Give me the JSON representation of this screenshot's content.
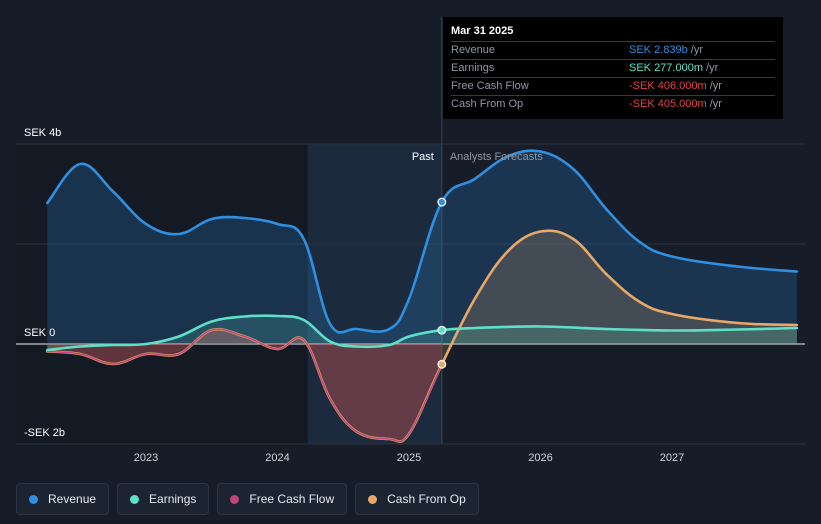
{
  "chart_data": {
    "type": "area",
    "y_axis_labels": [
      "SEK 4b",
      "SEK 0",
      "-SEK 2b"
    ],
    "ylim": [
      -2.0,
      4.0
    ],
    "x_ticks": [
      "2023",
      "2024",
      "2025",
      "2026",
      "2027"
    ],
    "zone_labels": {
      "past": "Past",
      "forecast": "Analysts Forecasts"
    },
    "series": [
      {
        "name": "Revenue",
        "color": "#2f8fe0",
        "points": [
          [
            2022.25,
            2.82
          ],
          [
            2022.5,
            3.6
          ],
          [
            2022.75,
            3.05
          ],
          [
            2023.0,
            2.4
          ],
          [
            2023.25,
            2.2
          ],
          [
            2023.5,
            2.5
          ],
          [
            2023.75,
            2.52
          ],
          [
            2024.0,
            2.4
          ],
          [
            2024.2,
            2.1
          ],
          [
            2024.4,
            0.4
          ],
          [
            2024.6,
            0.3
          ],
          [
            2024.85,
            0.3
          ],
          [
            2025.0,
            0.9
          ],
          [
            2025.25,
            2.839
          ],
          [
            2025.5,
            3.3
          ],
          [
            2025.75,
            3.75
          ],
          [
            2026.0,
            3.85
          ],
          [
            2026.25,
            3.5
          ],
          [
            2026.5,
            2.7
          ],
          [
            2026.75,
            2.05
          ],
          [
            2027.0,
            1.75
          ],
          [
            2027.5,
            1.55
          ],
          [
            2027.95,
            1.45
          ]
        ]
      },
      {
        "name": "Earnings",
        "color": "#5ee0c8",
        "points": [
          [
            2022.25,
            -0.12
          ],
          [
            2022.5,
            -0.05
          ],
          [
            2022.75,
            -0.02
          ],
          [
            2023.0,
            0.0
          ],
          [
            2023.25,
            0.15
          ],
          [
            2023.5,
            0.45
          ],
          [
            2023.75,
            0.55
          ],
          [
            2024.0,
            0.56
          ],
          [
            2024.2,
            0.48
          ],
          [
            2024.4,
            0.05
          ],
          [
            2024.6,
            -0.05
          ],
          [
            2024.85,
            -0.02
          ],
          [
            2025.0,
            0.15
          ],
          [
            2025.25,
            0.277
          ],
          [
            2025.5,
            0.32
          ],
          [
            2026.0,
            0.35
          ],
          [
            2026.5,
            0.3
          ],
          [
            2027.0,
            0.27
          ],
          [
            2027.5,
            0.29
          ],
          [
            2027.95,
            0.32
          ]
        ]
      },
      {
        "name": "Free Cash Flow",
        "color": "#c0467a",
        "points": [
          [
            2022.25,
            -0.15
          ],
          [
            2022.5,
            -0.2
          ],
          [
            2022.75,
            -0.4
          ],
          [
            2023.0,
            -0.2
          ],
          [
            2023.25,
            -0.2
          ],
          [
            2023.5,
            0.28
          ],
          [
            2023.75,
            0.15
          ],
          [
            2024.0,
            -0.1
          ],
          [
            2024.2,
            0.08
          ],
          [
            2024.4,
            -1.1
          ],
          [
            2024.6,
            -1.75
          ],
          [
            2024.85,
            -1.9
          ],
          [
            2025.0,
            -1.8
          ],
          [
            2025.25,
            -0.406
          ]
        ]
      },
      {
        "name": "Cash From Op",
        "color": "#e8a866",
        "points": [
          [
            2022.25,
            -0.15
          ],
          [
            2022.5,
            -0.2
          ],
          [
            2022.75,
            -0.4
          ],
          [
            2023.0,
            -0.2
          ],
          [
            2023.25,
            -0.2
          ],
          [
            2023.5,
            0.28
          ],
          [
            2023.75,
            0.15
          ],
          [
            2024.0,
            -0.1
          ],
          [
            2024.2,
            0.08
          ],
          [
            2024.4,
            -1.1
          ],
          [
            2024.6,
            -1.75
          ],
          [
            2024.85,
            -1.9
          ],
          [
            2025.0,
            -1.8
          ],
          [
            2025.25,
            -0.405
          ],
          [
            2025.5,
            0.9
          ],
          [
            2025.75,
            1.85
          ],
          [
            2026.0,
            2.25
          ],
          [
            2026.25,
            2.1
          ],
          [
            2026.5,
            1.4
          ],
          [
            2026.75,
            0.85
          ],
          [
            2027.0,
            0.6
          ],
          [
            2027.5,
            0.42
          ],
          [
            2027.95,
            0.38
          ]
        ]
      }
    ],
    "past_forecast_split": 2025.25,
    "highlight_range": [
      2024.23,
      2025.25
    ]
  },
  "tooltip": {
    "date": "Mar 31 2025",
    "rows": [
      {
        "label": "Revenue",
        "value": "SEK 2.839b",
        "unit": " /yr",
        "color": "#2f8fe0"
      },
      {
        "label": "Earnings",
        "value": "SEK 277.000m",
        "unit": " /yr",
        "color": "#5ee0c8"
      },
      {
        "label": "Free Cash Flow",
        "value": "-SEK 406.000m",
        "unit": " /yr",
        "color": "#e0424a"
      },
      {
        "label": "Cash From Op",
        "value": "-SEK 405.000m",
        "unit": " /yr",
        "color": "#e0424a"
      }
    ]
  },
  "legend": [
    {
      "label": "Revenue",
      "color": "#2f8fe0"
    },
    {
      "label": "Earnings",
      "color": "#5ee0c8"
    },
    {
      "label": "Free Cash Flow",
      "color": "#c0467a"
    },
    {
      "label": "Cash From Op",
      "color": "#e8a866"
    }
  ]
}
--*--
WHAT THIS TASK INVOLVES
Repeat everything in the records precisely. Images are excluded from the copy.

EXPECTED ANSWER
Give me the JSON representation of this screenshot's content.
{
  "chart_data": {
    "type": "area",
    "y_axis_labels": [
      "SEK 4b",
      "SEK 0",
      "-SEK 2b"
    ],
    "ylim": [
      -2.0,
      4.0
    ],
    "x_ticks": [
      "2023",
      "2024",
      "2025",
      "2026",
      "2027"
    ],
    "zone_labels": {
      "past": "Past",
      "forecast": "Analysts Forecasts"
    },
    "series": [
      {
        "name": "Revenue",
        "color": "#2f8fe0",
        "points": [
          [
            2022.25,
            2.82
          ],
          [
            2022.5,
            3.6
          ],
          [
            2022.75,
            3.05
          ],
          [
            2023.0,
            2.4
          ],
          [
            2023.25,
            2.2
          ],
          [
            2023.5,
            2.5
          ],
          [
            2023.75,
            2.52
          ],
          [
            2024.0,
            2.4
          ],
          [
            2024.2,
            2.1
          ],
          [
            2024.4,
            0.4
          ],
          [
            2024.6,
            0.3
          ],
          [
            2024.85,
            0.3
          ],
          [
            2025.0,
            0.9
          ],
          [
            2025.25,
            2.839
          ],
          [
            2025.5,
            3.3
          ],
          [
            2025.75,
            3.75
          ],
          [
            2026.0,
            3.85
          ],
          [
            2026.25,
            3.5
          ],
          [
            2026.5,
            2.7
          ],
          [
            2026.75,
            2.05
          ],
          [
            2027.0,
            1.75
          ],
          [
            2027.5,
            1.55
          ],
          [
            2027.95,
            1.45
          ]
        ]
      },
      {
        "name": "Earnings",
        "color": "#5ee0c8",
        "points": [
          [
            2022.25,
            -0.12
          ],
          [
            2022.5,
            -0.05
          ],
          [
            2022.75,
            -0.02
          ],
          [
            2023.0,
            0.0
          ],
          [
            2023.25,
            0.15
          ],
          [
            2023.5,
            0.45
          ],
          [
            2023.75,
            0.55
          ],
          [
            2024.0,
            0.56
          ],
          [
            2024.2,
            0.48
          ],
          [
            2024.4,
            0.05
          ],
          [
            2024.6,
            -0.05
          ],
          [
            2024.85,
            -0.02
          ],
          [
            2025.0,
            0.15
          ],
          [
            2025.25,
            0.277
          ],
          [
            2025.5,
            0.32
          ],
          [
            2026.0,
            0.35
          ],
          [
            2026.5,
            0.3
          ],
          [
            2027.0,
            0.27
          ],
          [
            2027.5,
            0.29
          ],
          [
            2027.95,
            0.32
          ]
        ]
      },
      {
        "name": "Free Cash Flow",
        "color": "#c0467a",
        "points": [
          [
            2022.25,
            -0.15
          ],
          [
            2022.5,
            -0.2
          ],
          [
            2022.75,
            -0.4
          ],
          [
            2023.0,
            -0.2
          ],
          [
            2023.25,
            -0.2
          ],
          [
            2023.5,
            0.28
          ],
          [
            2023.75,
            0.15
          ],
          [
            2024.0,
            -0.1
          ],
          [
            2024.2,
            0.08
          ],
          [
            2024.4,
            -1.1
          ],
          [
            2024.6,
            -1.75
          ],
          [
            2024.85,
            -1.9
          ],
          [
            2025.0,
            -1.8
          ],
          [
            2025.25,
            -0.406
          ]
        ]
      },
      {
        "name": "Cash From Op",
        "color": "#e8a866",
        "points": [
          [
            2022.25,
            -0.15
          ],
          [
            2022.5,
            -0.2
          ],
          [
            2022.75,
            -0.4
          ],
          [
            2023.0,
            -0.2
          ],
          [
            2023.25,
            -0.2
          ],
          [
            2023.5,
            0.28
          ],
          [
            2023.75,
            0.15
          ],
          [
            2024.0,
            -0.1
          ],
          [
            2024.2,
            0.08
          ],
          [
            2024.4,
            -1.1
          ],
          [
            2024.6,
            -1.75
          ],
          [
            2024.85,
            -1.9
          ],
          [
            2025.0,
            -1.8
          ],
          [
            2025.25,
            -0.405
          ],
          [
            2025.5,
            0.9
          ],
          [
            2025.75,
            1.85
          ],
          [
            2026.0,
            2.25
          ],
          [
            2026.25,
            2.1
          ],
          [
            2026.5,
            1.4
          ],
          [
            2026.75,
            0.85
          ],
          [
            2027.0,
            0.6
          ],
          [
            2027.5,
            0.42
          ],
          [
            2027.95,
            0.38
          ]
        ]
      }
    ],
    "past_forecast_split": 2025.25,
    "highlight_range": [
      2024.23,
      2025.25
    ]
  },
  "tooltip": {
    "date": "Mar 31 2025",
    "rows": [
      {
        "label": "Revenue",
        "value": "SEK 2.839b",
        "unit": " /yr",
        "color": "#2f8fe0"
      },
      {
        "label": "Earnings",
        "value": "SEK 277.000m",
        "unit": " /yr",
        "color": "#5ee0c8"
      },
      {
        "label": "Free Cash Flow",
        "value": "-SEK 406.000m",
        "unit": " /yr",
        "color": "#e0424a"
      },
      {
        "label": "Cash From Op",
        "value": "-SEK 405.000m",
        "unit": " /yr",
        "color": "#e0424a"
      }
    ]
  },
  "legend": [
    {
      "label": "Revenue",
      "color": "#2f8fe0"
    },
    {
      "label": "Earnings",
      "color": "#5ee0c8"
    },
    {
      "label": "Free Cash Flow",
      "color": "#c0467a"
    },
    {
      "label": "Cash From Op",
      "color": "#e8a866"
    }
  ]
}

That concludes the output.